* WHAT IS NEEDED:
Set down each record below precisely, skipping the pictures.

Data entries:

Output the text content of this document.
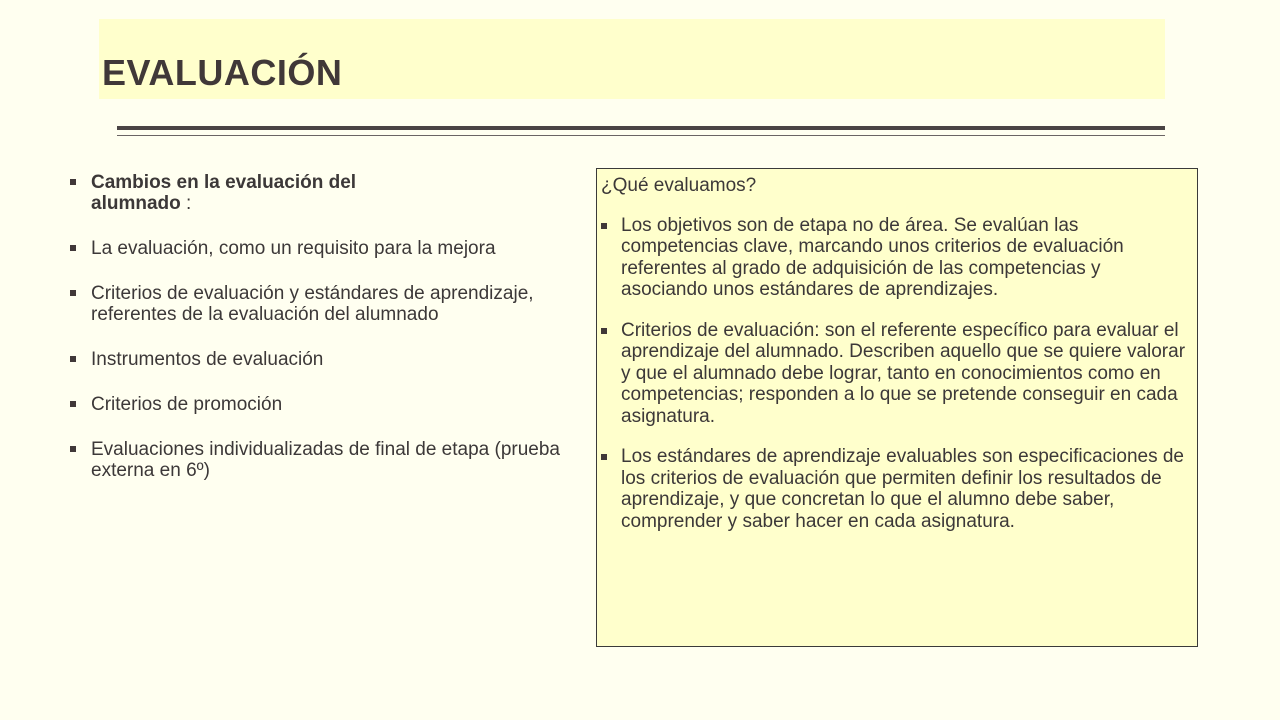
EVALUACIÓN
Cambios en la evaluación del alumnado :
La evaluación, como un requisito para la mejora
Criterios de evaluación y estándares de aprendizaje, referentes de la evaluación del alumnado
Instrumentos de evaluación
Criterios de promoción
Evaluaciones individualizadas de final de etapa (prueba externa en 6º)
¿Qué evaluamos?
Los objetivos son de etapa no de área. Se evalúan las competencias clave, marcando unos criterios de evaluación referentes al grado de adquisición de las competencias y asociando unos estándares de aprendizajes.
Criterios de evaluación: son el referente específico para evaluar el aprendizaje del alumnado. Describen aquello que se quiere valorar y que el alumnado debe lograr, tanto en conocimientos como en competencias; responden a lo que se pretende conseguir en cada asignatura.
Los estándares de aprendizaje evaluables son especificaciones de los criterios de evaluación que permiten definir los resultados de aprendizaje, y que concretan lo que el alumno debe saber, comprender y saber hacer en cada asignatura.
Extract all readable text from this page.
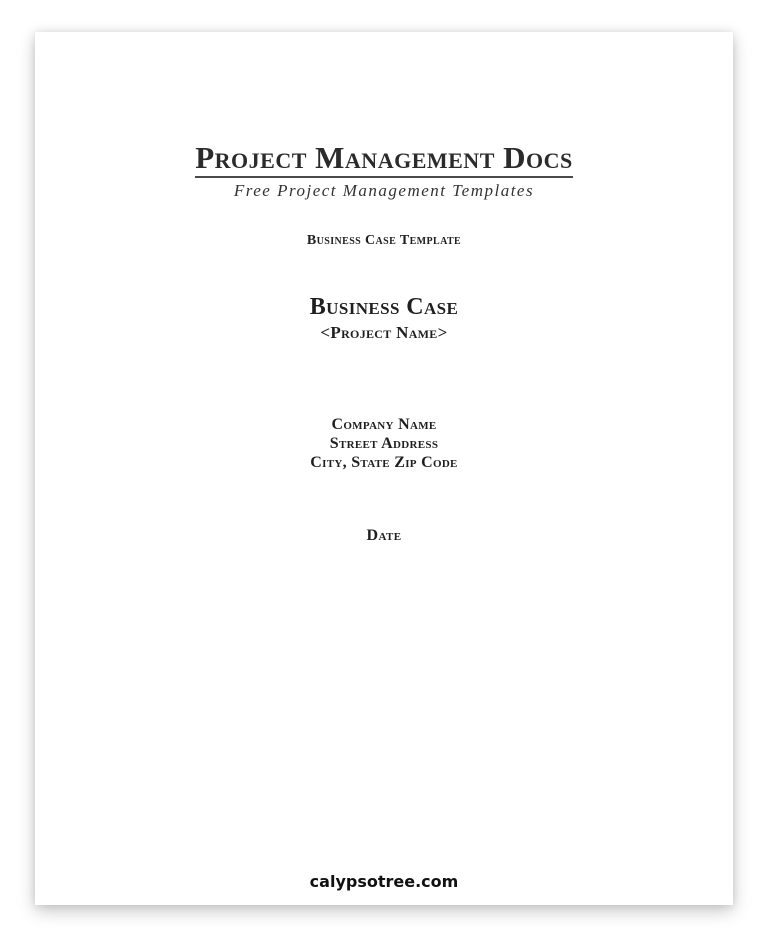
Project Management Docs
Free Project Management Templates
Business Case Template
Business Case
<Project Name>
Company Name
Street Address
City, State Zip Code
Date
calypsotree.com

* FULL OUTPUT:
Output the text content of this document.
EVALUACIÓN
Cambios en la evaluación del alumnado :
La evaluación, como un requisito para la mejora
Criterios de evaluación y estándares de aprendizaje, referentes de la evaluación del alumnado
Instrumentos de evaluación
Criterios de promoción
Evaluaciones individualizadas de final de etapa (prueba externa en 6º)
¿Qué evaluamos?
Los objetivos son de etapa no de área. Se evalúan las competencias clave, marcando unos criterios de evaluación referentes al grado de adquisición de las competencias y asociando unos estándares de aprendizajes.
Criterios de evaluación: son el referente específico para evaluar el aprendizaje del alumnado. Describen aquello que se quiere valorar y que el alumnado debe lograr, tanto en conocimientos como en competencias; responden a lo que se pretende conseguir en cada asignatura.
Los estándares de aprendizaje evaluables son especificaciones de los criterios de evaluación que permiten definir los resultados de aprendizaje, y que concretan lo que el alumno debe saber, comprender y saber hacer en cada asignatura.
Extract all readable text from this page.
Project Management Docs
Free Project Management Templates
Business Case Template
Business Case
<Project Name>
Company Name
Street Address
City, State Zip Code
Date
calypsotree.com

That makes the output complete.